--- start DATA SUPPLIED ---

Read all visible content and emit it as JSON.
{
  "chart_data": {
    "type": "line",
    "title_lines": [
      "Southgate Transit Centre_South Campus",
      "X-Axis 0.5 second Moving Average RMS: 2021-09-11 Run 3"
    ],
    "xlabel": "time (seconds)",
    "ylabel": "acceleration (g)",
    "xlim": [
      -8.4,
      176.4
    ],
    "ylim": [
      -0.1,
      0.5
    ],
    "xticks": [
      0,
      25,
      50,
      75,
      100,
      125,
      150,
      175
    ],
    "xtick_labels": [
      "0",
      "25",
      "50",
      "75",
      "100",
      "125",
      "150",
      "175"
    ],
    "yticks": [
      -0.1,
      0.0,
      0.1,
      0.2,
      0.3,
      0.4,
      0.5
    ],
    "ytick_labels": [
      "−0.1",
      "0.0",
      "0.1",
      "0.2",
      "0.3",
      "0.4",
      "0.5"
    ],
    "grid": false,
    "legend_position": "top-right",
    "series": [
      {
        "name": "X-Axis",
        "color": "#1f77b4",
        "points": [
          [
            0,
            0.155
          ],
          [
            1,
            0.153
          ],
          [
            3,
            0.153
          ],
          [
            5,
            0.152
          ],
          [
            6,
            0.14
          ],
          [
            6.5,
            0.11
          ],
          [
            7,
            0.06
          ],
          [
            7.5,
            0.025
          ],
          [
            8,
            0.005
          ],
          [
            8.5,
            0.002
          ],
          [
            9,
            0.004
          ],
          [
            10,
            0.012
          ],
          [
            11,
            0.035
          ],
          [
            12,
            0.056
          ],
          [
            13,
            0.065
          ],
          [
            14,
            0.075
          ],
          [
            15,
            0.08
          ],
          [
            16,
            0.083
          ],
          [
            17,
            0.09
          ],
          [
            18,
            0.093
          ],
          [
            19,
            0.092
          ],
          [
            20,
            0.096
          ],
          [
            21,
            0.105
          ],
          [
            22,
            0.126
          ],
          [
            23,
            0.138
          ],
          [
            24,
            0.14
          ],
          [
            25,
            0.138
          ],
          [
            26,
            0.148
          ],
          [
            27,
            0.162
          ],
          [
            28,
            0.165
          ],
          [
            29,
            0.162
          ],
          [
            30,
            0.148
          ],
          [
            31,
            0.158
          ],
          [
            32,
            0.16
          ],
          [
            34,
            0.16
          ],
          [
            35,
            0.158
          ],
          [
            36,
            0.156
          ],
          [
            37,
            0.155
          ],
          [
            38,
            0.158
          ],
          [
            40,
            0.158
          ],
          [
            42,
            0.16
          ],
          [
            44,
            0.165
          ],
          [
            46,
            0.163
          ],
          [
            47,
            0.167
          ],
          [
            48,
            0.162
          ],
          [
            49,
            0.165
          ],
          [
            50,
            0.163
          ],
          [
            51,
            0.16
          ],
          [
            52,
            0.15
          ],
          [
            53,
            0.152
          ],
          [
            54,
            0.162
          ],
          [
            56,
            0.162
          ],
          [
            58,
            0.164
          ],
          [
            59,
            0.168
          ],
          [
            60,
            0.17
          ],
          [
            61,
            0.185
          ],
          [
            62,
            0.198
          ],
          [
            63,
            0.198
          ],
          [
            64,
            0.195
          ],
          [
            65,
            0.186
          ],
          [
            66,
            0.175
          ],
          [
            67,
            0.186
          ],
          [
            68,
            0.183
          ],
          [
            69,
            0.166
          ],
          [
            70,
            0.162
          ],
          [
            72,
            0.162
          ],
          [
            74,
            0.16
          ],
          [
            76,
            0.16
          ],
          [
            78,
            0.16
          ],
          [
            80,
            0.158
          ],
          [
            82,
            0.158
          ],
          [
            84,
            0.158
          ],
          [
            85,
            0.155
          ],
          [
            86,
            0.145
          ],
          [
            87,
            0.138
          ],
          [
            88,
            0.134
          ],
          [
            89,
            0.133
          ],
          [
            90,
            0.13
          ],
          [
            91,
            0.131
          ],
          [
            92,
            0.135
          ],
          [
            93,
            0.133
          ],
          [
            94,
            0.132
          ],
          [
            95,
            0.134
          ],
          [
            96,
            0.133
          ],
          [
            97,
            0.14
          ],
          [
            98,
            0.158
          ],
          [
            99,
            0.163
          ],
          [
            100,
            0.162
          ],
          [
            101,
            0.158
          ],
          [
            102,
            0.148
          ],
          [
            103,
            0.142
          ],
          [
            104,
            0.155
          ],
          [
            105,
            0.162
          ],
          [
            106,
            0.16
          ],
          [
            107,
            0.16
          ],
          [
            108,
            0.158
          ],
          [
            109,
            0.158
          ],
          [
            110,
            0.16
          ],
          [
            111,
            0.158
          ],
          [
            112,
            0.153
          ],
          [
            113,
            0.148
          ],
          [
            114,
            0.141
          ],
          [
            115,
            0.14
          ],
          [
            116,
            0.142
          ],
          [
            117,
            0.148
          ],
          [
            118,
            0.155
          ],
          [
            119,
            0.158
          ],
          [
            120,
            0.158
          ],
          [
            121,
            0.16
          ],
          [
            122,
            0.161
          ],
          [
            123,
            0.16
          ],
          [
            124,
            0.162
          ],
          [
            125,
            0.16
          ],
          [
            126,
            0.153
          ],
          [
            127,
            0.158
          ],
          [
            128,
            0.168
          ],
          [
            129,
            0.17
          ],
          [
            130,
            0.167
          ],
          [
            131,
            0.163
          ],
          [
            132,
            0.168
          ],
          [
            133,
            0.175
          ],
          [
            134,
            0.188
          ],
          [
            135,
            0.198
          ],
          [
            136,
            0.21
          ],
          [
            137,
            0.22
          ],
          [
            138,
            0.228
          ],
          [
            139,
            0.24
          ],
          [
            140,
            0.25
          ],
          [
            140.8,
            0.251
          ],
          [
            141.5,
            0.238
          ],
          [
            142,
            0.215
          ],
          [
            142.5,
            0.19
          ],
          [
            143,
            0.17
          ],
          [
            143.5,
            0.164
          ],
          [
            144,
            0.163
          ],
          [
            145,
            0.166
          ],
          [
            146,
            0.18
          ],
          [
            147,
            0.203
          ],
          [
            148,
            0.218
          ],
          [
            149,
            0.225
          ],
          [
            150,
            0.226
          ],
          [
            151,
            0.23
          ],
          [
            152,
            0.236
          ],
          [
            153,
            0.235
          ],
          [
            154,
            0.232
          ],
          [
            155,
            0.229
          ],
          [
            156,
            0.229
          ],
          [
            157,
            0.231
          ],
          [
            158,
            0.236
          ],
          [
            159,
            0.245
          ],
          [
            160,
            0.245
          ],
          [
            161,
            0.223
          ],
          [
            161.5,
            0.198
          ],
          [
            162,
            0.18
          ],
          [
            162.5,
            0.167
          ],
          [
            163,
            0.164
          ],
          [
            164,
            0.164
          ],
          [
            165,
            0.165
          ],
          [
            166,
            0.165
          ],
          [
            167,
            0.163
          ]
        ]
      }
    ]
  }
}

--- end DATA SUPPLIED ---

• **WHAT YOU HAVE TO DO**
Determine how many lines in the data above contain the string "Axis". Give nothing except the number.

• **EXPECTED ANSWER**
2